* [Records provided]
+===+
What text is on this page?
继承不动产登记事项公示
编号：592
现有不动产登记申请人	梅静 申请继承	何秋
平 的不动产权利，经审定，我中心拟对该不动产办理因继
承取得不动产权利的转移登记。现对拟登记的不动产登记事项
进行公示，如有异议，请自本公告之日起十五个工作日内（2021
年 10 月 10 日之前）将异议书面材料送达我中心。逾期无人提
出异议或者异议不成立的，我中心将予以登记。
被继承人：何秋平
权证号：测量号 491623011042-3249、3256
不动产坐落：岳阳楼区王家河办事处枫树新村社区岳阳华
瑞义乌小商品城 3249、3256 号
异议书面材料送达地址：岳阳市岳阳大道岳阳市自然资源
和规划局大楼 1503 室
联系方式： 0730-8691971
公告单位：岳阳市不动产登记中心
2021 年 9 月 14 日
+===+
Return the entries above exactly, each one complete.

What text is on this page?
继承不动产登记事项公示
编号：592
现有不动产登记申请人	梅静 申请继承	何秋
平 的不动产权利，经审定，我中心拟对该不动产办理因继
承取得不动产权利的转移登记。现对拟登记的不动产登记事项
进行公示，如有异议，请自本公告之日起十五个工作日内（2021
年 10 月 10 日之前）将异议书面材料送达我中心。逾期无人提
出异议或者异议不成立的，我中心将予以登记。
被继承人：何秋平
权证号：测量号 491623011042-3249、3256
不动产坐落：岳阳楼区王家河办事处枫树新村社区岳阳华
瑞义乌小商品城 3249、3256 号
异议书面材料送达地址：岳阳市岳阳大道岳阳市自然资源
和规划局大楼 1503 室
联系方式： 0730-8691971
公告单位：岳阳市不动产登记中心
2021 年 9 月 14 日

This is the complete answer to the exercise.